| Written instruction |
Search the material and gather each line with "vector" in it.

--- BEGIN Input for this task ---

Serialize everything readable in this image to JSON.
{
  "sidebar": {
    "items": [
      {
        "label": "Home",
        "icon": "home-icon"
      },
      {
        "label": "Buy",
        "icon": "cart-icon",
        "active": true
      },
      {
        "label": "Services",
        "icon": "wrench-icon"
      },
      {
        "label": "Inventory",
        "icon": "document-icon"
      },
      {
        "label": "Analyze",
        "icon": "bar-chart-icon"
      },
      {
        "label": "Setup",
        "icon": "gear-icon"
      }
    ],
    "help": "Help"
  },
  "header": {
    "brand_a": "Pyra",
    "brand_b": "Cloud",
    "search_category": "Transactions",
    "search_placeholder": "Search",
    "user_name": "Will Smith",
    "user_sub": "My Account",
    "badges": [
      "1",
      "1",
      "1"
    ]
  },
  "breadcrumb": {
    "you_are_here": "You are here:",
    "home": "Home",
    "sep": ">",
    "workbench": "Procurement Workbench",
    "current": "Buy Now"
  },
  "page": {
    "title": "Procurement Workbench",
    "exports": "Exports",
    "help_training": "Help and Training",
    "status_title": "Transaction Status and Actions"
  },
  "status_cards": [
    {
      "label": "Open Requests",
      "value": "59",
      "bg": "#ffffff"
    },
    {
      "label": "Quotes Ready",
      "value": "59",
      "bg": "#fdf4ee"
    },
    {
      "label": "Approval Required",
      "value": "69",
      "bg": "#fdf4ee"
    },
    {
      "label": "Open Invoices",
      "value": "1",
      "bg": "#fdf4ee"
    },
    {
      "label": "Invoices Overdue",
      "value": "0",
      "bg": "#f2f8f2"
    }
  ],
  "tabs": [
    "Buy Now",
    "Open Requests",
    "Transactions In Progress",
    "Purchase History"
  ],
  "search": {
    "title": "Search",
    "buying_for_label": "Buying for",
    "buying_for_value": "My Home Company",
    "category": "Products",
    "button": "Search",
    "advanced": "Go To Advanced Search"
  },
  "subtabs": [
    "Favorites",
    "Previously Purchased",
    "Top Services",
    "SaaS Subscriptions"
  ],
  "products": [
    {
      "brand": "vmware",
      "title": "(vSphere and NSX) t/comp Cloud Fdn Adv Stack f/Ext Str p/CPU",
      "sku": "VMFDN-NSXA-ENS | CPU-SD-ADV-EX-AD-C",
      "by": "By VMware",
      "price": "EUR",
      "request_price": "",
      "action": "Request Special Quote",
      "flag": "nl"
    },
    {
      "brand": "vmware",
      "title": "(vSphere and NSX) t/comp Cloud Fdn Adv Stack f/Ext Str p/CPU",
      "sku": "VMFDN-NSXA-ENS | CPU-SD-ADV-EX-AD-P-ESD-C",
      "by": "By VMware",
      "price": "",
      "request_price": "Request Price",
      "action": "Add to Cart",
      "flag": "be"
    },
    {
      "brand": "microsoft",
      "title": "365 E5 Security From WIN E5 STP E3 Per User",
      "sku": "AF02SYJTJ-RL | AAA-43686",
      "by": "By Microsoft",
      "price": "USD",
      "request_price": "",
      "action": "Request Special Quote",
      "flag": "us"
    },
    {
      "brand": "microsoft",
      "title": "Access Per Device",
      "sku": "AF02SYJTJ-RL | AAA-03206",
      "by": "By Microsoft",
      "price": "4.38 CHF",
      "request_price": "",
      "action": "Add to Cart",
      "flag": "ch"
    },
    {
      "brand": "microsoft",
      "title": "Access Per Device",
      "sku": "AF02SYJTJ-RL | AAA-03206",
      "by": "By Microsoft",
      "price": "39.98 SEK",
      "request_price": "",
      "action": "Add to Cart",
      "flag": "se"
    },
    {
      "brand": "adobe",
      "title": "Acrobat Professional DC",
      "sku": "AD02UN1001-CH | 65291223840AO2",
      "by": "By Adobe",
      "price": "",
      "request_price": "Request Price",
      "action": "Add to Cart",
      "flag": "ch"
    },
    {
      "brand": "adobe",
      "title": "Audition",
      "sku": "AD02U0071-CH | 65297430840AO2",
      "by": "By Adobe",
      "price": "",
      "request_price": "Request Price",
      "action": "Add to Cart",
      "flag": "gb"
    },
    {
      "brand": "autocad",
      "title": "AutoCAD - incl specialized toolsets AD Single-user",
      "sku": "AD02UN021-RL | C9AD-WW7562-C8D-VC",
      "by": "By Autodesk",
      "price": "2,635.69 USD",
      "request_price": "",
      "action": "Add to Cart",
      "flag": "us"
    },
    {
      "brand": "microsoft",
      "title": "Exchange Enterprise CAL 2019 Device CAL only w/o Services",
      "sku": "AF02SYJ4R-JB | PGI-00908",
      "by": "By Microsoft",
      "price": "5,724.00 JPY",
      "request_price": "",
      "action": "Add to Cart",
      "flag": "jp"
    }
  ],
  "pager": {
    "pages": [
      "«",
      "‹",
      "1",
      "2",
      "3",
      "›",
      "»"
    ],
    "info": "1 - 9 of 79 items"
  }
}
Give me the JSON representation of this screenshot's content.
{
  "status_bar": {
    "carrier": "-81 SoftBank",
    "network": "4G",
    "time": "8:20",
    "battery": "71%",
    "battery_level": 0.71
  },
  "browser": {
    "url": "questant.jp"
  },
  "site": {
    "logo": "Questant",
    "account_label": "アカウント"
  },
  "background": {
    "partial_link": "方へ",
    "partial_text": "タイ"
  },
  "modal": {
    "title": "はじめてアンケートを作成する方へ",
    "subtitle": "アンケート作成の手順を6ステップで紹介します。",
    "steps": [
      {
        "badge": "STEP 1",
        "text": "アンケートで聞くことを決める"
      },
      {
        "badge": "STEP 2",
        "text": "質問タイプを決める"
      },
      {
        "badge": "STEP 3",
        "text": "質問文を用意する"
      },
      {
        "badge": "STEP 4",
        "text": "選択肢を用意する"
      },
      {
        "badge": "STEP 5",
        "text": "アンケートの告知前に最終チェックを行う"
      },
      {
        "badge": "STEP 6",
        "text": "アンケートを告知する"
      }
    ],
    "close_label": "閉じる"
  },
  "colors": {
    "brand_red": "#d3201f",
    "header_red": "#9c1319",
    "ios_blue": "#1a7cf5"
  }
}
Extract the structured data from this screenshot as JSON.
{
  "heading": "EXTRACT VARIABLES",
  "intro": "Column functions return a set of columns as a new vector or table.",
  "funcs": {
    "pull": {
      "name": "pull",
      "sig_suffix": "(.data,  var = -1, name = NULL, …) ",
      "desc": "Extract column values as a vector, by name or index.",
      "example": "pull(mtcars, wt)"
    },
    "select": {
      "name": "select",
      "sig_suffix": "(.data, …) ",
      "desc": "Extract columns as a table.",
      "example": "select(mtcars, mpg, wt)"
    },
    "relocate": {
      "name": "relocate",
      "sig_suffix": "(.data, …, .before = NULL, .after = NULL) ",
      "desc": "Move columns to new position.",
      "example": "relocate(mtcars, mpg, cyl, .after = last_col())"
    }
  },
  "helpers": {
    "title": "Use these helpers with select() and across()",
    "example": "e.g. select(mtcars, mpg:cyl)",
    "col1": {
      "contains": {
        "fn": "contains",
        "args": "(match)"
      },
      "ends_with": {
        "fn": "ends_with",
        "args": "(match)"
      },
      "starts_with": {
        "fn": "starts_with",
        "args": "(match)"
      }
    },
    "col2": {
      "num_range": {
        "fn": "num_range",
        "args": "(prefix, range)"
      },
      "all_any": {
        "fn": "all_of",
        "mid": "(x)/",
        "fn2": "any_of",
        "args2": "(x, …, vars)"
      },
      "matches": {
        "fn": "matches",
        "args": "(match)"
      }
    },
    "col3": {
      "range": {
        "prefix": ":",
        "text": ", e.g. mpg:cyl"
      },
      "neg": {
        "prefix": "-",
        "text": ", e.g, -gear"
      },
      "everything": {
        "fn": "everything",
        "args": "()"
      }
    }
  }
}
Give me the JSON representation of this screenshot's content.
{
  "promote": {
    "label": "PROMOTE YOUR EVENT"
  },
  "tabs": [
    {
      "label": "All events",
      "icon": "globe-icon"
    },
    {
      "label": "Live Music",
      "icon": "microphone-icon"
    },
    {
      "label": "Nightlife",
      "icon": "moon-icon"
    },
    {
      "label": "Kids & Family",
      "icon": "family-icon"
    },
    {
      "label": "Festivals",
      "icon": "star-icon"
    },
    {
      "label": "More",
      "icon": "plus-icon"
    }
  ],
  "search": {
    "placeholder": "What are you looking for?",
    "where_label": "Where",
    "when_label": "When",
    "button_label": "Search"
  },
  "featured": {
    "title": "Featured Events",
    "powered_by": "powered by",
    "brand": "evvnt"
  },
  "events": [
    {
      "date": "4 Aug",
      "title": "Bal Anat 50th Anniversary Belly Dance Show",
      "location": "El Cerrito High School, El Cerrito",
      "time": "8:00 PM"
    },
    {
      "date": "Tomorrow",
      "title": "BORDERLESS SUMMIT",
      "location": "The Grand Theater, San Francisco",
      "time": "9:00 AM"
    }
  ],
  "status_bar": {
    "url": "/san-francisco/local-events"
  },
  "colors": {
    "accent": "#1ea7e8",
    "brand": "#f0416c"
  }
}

--- END Input for this task ---

| Task response |
  "intro": "Column functions return a set of columns as a new vector or table.",
      "desc": "Extract column values as a vector, by name or index.",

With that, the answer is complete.